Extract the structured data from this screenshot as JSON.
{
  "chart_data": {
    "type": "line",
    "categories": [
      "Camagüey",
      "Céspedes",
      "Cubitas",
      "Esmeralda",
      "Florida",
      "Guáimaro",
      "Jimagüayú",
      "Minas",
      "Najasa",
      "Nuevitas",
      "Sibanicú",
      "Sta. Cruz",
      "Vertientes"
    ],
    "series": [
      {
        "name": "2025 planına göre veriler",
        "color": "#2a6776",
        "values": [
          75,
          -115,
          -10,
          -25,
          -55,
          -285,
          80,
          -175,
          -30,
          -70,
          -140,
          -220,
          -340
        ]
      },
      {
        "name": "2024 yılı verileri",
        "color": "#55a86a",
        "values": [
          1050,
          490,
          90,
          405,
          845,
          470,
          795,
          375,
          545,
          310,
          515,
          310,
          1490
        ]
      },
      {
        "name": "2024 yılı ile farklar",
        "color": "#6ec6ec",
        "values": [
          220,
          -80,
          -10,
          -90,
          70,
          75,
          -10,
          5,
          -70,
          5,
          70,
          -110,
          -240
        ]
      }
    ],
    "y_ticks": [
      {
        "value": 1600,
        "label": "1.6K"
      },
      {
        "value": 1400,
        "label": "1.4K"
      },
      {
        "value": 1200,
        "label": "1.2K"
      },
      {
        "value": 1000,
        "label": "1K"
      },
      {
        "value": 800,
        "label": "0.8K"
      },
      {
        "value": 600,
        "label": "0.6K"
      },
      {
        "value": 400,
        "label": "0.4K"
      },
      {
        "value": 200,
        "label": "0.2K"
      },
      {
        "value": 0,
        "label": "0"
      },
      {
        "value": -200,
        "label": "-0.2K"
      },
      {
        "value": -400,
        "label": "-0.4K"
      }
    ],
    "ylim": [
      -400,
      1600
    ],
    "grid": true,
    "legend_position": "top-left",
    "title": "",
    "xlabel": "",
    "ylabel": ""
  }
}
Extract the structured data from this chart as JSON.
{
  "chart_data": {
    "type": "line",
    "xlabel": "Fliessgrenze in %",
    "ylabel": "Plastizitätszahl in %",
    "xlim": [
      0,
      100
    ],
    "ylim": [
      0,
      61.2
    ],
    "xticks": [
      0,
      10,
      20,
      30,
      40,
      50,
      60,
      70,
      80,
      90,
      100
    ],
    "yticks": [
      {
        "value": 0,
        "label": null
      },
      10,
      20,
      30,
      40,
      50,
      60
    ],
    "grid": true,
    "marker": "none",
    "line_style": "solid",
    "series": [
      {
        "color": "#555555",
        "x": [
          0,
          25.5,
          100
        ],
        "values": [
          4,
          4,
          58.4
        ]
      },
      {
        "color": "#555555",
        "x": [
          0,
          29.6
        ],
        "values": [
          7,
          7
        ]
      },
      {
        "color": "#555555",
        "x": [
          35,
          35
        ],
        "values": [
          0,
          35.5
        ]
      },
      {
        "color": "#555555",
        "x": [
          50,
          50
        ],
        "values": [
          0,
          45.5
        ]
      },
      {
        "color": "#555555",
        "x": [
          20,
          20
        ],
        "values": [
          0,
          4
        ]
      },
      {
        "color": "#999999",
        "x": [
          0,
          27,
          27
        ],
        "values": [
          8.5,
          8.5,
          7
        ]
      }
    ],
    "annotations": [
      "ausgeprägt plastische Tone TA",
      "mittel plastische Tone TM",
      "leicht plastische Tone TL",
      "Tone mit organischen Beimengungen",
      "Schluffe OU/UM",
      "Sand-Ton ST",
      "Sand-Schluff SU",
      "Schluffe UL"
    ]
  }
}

*Requirement*. Every record above must be duplicated exactly.

*Full solution*.
Extract the structured data from this screenshot as JSON.
{
  "chart_data": {
    "type": "line",
    "categories": [
      "Camagüey",
      "Céspedes",
      "Cubitas",
      "Esmeralda",
      "Florida",
      "Guáimaro",
      "Jimagüayú",
      "Minas",
      "Najasa",
      "Nuevitas",
      "Sibanicú",
      "Sta. Cruz",
      "Vertientes"
    ],
    "series": [
      {
        "name": "2025 planına göre veriler",
        "color": "#2a6776",
        "values": [
          75,
          -115,
          -10,
          -25,
          -55,
          -285,
          80,
          -175,
          -30,
          -70,
          -140,
          -220,
          -340
        ]
      },
      {
        "name": "2024 yılı verileri",
        "color": "#55a86a",
        "values": [
          1050,
          490,
          90,
          405,
          845,
          470,
          795,
          375,
          545,
          310,
          515,
          310,
          1490
        ]
      },
      {
        "name": "2024 yılı ile farklar",
        "color": "#6ec6ec",
        "values": [
          220,
          -80,
          -10,
          -90,
          70,
          75,
          -10,
          5,
          -70,
          5,
          70,
          -110,
          -240
        ]
      }
    ],
    "y_ticks": [
      {
        "value": 1600,
        "label": "1.6K"
      },
      {
        "value": 1400,
        "label": "1.4K"
      },
      {
        "value": 1200,
        "label": "1.2K"
      },
      {
        "value": 1000,
        "label": "1K"
      },
      {
        "value": 800,
        "label": "0.8K"
      },
      {
        "value": 600,
        "label": "0.6K"
      },
      {
        "value": 400,
        "label": "0.4K"
      },
      {
        "value": 200,
        "label": "0.2K"
      },
      {
        "value": 0,
        "label": "0"
      },
      {
        "value": -200,
        "label": "-0.2K"
      },
      {
        "value": -400,
        "label": "-0.4K"
      }
    ],
    "ylim": [
      -400,
      1600
    ],
    "grid": true,
    "legend_position": "top-left",
    "title": "",
    "xlabel": "",
    "ylabel": ""
  }
}
Extract the structured data from this chart as JSON.
{
  "chart_data": {
    "type": "line",
    "xlabel": "Fliessgrenze in %",
    "ylabel": "Plastizitätszahl in %",
    "xlim": [
      0,
      100
    ],
    "ylim": [
      0,
      61.2
    ],
    "xticks": [
      0,
      10,
      20,
      30,
      40,
      50,
      60,
      70,
      80,
      90,
      100
    ],
    "yticks": [
      {
        "value": 0,
        "label": null
      },
      10,
      20,
      30,
      40,
      50,
      60
    ],
    "grid": true,
    "marker": "none",
    "line_style": "solid",
    "series": [
      {
        "color": "#555555",
        "x": [
          0,
          25.5,
          100
        ],
        "values": [
          4,
          4,
          58.4
        ]
      },
      {
        "color": "#555555",
        "x": [
          0,
          29.6
        ],
        "values": [
          7,
          7
        ]
      },
      {
        "color": "#555555",
        "x": [
          35,
          35
        ],
        "values": [
          0,
          35.5
        ]
      },
      {
        "color": "#555555",
        "x": [
          50,
          50
        ],
        "values": [
          0,
          45.5
        ]
      },
      {
        "color": "#555555",
        "x": [
          20,
          20
        ],
        "values": [
          0,
          4
        ]
      },
      {
        "color": "#999999",
        "x": [
          0,
          27,
          27
        ],
        "values": [
          8.5,
          8.5,
          7
        ]
      }
    ],
    "annotations": [
      "ausgeprägt plastische Tone TA",
      "mittel plastische Tone TM",
      "leicht plastische Tone TL",
      "Tone mit organischen Beimengungen",
      "Schluffe OU/UM",
      "Sand-Ton ST",
      "Sand-Schluff SU",
      "Schluffe UL"
    ]
  }
}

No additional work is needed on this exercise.